Extracted data entries

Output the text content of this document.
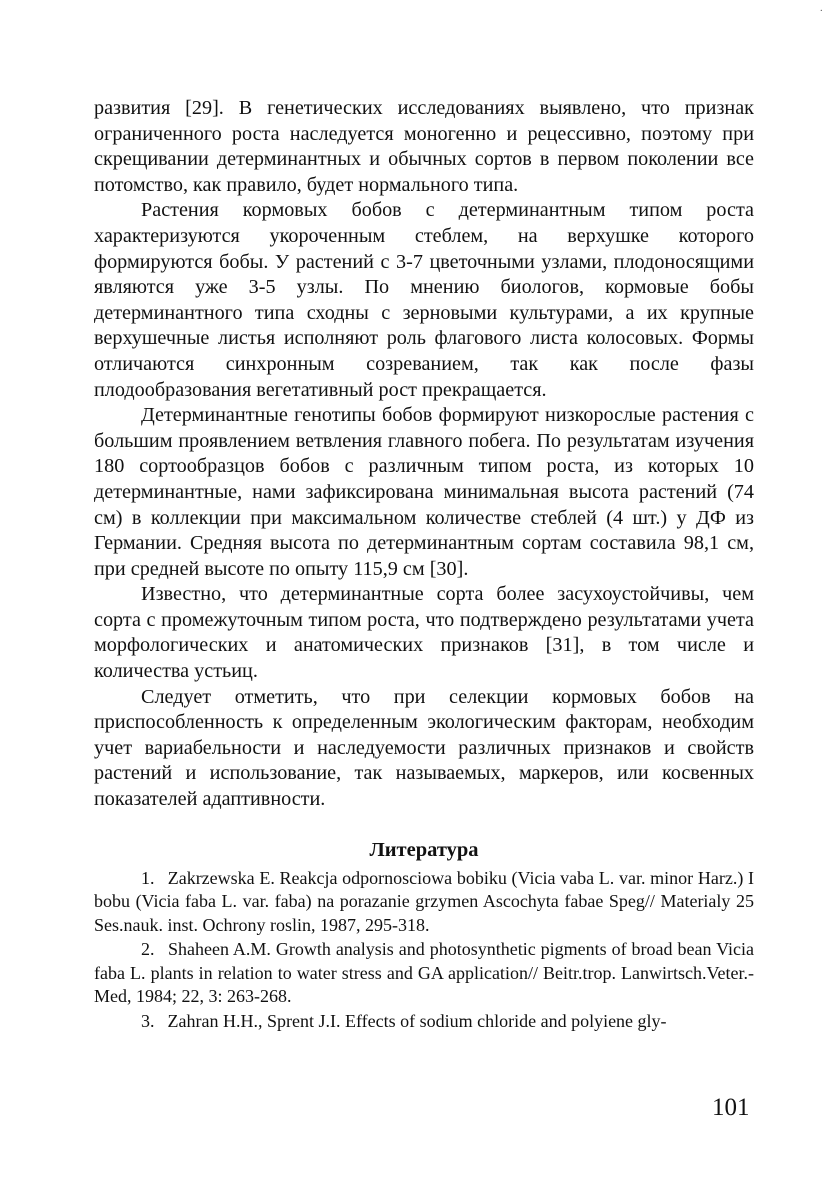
·

развития [29]. В генетических исследованиях выявлено, что признак ограниченного роста наследуется моногенно и рецессивно, поэтому при скрещивании детерминантных и обычных сортов в первом поколении все потомство, как правило, будет нормального типа.

Растения кормовых бобов с детерминантным типом роста характеризуются укороченным стеблем, на верхушке которого формируются бобы. У растений с 3-7 цветочными узлами, плодоносящими являются уже 3-5 узлы. По мнению биологов, кормовые бобы детерминантного типа сходны с зерновыми культурами, а их крупные верхушечные листья исполняют роль флагового листа колосовых. Формы отличаются синхронным созреванием, так как после фазы плодообразования вегетативный рост прекращается.

Детерминантные генотипы бобов формируют низкорослые растения с большим проявлением ветвления главного побега. По результатам изучения 180 сортообразцов бобов с различным типом роста, из которых 10 детерминантные, нами зафиксирована минимальная высота растений (74 см) в коллекции при максимальном количестве стеблей (4 шт.) у ДФ из Германии. Средняя высота по детерминантным сортам составила 98,1 см, при средней высоте по опыту 115,9 см [30].

Известно, что детерминантные сорта более засухоустойчивы, чем сорта с промежуточным типом роста, что подтверждено результатами учета морфологических и анатомических признаков [31], в том числе и количества устьиц.

Следует отметить, что при селекции кормовых бобов на приспособленность к определенным экологическим факторам, необходим учет вариабельности и наследуемости различных признаков и свойств растений и использование, так называемых, маркеров, или косвенных показателей адаптивности.

Литература
1. Zakrzewska E. Reakcja odpornosciowa bobiku (Vicia vaba L. var. minor Harz.) I bobu (Vicia faba L. var. faba) na porazanie grzymen Ascochyta fabae Speg// Materialy 25 Ses.nauk. inst. Ochrony roslin, 1987, 295-318.
2. Shaheen A.M. Growth analysis and photosynthetic pigments of broad bean Vicia faba L. plants in relation to water stress and GA application// Beitr.trop. Lanwirtsch.Veter.-Med, 1984; 22, 3: 263-268.
3. Zahran H.H., Sprent J.I. Effects of sodium chloride and polyiene gly-
101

### [INSTRUCTIONS TO FOLLOW]
Copy each line of the listing that contains the string "детерминантные".

### [EXERCISE RESPONSE]
Детерминантные генотипы бобов формируют низкорослые растения с большим проявлением ветвления главного побега. По результатам изучения 180 сортообразцов бобов с различным типом роста, из которых 10 детерминантные, нами зафиксирована минимальная высота растений (74 см) в коллекции при максимальном количестве стеблей (4 шт.) у ДФ из Германии. Средняя высота по детерминантным сортам составила 98,1 см, при средней высоте по опыту 115,9 см [30].
Известно, что детерминантные сорта более засухоустойчивы, чем сорта с промежуточным типом роста, что подтверждено результатами учета морфологических и анатомических признаков [31], в том числе и количества устьиц.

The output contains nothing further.